On Fri, Jul 21, 2023 at 03:41:33PM +0200, René Scharfe wrote:
+static int option_parse_exact_match(const struct option *opt, const char *arg,
+ int unset)
+{
+ BUG_ON_OPT_ARG(arg);
+
+ max_candidates = unset ? DEFAULT_CANDIDATES : 0;
+ return 0;
+}
I wanted to call out a style question here. The "opt" parameter is
unused, since it manipulates the "max_candidates" global directly. I can
add an UNUSED annotation to satisfy -Wunused-parameter, but in such
cases I've usually been modifying them like:
int *value = opt->value;
...
*value = unset ? DEFAULT_CANDIDATES : 0;
so that the callback operates on the value passed in the options list.
But I see you converted that value to NULL here:
quoted hunk ↗ jump to hunk
@@ -568,8 +578,9 @@ int cmd_describe(int argc, const char **argv, const char *prefix)

┄┄┄┄┄┄

Work instructions -
a. Answer from the code review message:
(i) What is the name of the function the added code defines?
(ii) Which parameter does the message say goes unused?
(iii) What annotation could be added to satisfy -Wunused-parameter?
b. In the code review message, list the parameter names declared for option_parse_exact_match.
c. Pick up the code review message after its last line and keep writing it.
The items have no connection to the code review message.

┄┄┄┄┄┄

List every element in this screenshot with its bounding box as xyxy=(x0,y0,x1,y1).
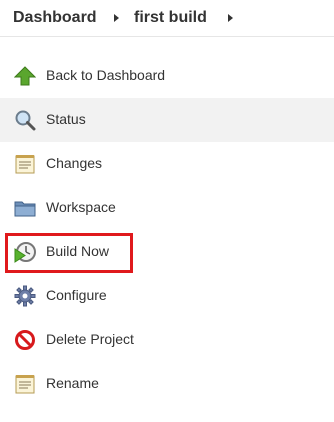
notepad-icon xyxy=(14,373,36,395)
task-workspace[interactable]: Workspace xyxy=(0,186,334,230)
task-label: Status xyxy=(46,111,86,127)
task-build-now[interactable]: Build Now xyxy=(0,230,334,274)
up-arrow-icon xyxy=(13,65,37,87)
task-label: Back to Dashboard xyxy=(46,67,166,83)
breadcrumb-first-build[interactable]: first build xyxy=(134,9,207,27)
task-configure[interactable]: Configure xyxy=(0,274,334,318)
breadcrumb-separator-icon[interactable] xyxy=(114,14,119,22)
task-status[interactable]: Status xyxy=(0,98,334,142)
task-label: Rename xyxy=(46,375,99,391)
breadcrumb: Dashboard first build xyxy=(0,0,334,37)
task-label: Workspace xyxy=(46,199,116,215)
task-changes[interactable]: Changes xyxy=(0,142,334,186)
breadcrumb-separator-icon[interactable] xyxy=(228,14,233,22)
side-panel-tasks: Back to Dashboard Status Changes Workspa… xyxy=(0,54,334,406)
task-label: Build Now xyxy=(46,243,110,259)
task-label: Delete Project xyxy=(46,331,134,347)
breadcrumb-dashboard[interactable]: Dashboard xyxy=(13,9,97,27)
magnifier-icon xyxy=(14,109,36,131)
clock-play-icon xyxy=(14,241,36,263)
gear-icon xyxy=(14,285,36,307)
task-back-to-dashboard[interactable]: Back to Dashboard xyxy=(0,54,334,98)
task-rename[interactable]: Rename xyxy=(0,362,334,406)
notepad-icon xyxy=(14,153,36,175)
task-label: Configure xyxy=(46,287,107,303)
task-label: Changes xyxy=(46,155,103,171)
task-delete-project[interactable]: Delete Project xyxy=(0,318,334,362)
no-entry-icon xyxy=(14,329,36,351)
folder-icon xyxy=(14,197,36,219)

┄┄┄┄┄┄

Results in order -
a.
(i) option_parse_exact_match
(ii) opt
(iii) UNUSED

b. opt, arg, unset

c.
OPT_BOOL(0, "long", &longformat, N_("always use long format")),
OPT_BOOL(0, "first-parent", &first_parent, N_("only follow first parent")),
OPT__ABBREV(&abbrev),
- OPT_SET_INT(0, "exact-match", &max_candidates,
- N_("only output exact matches"), 0),
+ OPT_CALLBACK_F(0, "exact-match", NULL, NULL,
+ N_("only output exact matches"),
+ PARSE_OPT_NOARG, option_parse_exact_match),
so at least the result does not have the subtle gotcha that existed in
other cases I changed. :)
So before I sent a patch (either to switch to using opt->value, or to
add an UNUSED annotation), I wanted to see what you (or others) thought
between the two. I.e., should we have a rule of "try not to operate on
global data via option callbacks" or is that just being too pedantic for
one-off callbacks like this?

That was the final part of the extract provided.